┏━━
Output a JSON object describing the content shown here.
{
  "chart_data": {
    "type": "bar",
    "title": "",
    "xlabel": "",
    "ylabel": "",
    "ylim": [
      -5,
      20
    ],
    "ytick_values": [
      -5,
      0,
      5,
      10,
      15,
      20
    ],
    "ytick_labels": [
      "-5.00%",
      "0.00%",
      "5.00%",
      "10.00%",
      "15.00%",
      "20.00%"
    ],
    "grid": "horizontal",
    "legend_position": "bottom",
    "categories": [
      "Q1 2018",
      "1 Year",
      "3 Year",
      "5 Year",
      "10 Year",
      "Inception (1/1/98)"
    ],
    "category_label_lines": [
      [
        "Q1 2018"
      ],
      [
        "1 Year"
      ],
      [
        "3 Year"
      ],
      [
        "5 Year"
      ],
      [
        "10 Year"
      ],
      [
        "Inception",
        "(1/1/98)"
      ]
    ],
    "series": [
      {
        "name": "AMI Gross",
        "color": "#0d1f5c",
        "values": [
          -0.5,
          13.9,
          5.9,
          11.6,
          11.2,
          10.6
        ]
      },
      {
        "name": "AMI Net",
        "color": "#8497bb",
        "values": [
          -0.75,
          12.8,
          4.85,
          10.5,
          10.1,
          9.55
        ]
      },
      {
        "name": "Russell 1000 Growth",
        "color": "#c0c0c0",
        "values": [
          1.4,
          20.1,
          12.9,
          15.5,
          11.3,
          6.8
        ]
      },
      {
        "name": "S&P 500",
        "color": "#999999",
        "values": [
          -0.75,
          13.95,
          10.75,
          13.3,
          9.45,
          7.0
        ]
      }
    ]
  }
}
┗━━
* _WHAT YOU ARE ASKED TO DO_: Could you reproduce every record above exactly as it appears?

* _RESPONSE TO THE EXERCISE_:
Output a JSON object describing the content shown here.
{
  "chart_data": {
    "type": "bar",
    "title": "",
    "xlabel": "",
    "ylabel": "",
    "ylim": [
      -5,
      20
    ],
    "ytick_values": [
      -5,
      0,
      5,
      10,
      15,
      20
    ],
    "ytick_labels": [
      "-5.00%",
      "0.00%",
      "5.00%",
      "10.00%",
      "15.00%",
      "20.00%"
    ],
    "grid": "horizontal",
    "legend_position": "bottom",
    "categories": [
      "Q1 2018",
      "1 Year",
      "3 Year",
      "5 Year",
      "10 Year",
      "Inception (1/1/98)"
    ],
    "category_label_lines": [
      [
        "Q1 2018"
      ],
      [
        "1 Year"
      ],
      [
        "3 Year"
      ],
      [
        "5 Year"
      ],
      [
        "10 Year"
      ],
      [
        "Inception",
        "(1/1/98)"
      ]
    ],
    "series": [
      {
        "name": "AMI Gross",
        "color": "#0d1f5c",
        "values": [
          -0.5,
          13.9,
          5.9,
          11.6,
          11.2,
          10.6
        ]
      },
      {
        "name": "AMI Net",
        "color": "#8497bb",
        "values": [
          -0.75,
          12.8,
          4.85,
          10.5,
          10.1,
          9.55
        ]
      },
      {
        "name": "Russell 1000 Growth",
        "color": "#c0c0c0",
        "values": [
          1.4,
          20.1,
          12.9,
          15.5,
          11.3,
          6.8
        ]
      },
      {
        "name": "S&P 500",
        "color": "#999999",
        "values": [
          -0.75,
          13.95,
          10.75,
          13.3,
          9.45,
          7.0
        ]
      }
    ]
  }
}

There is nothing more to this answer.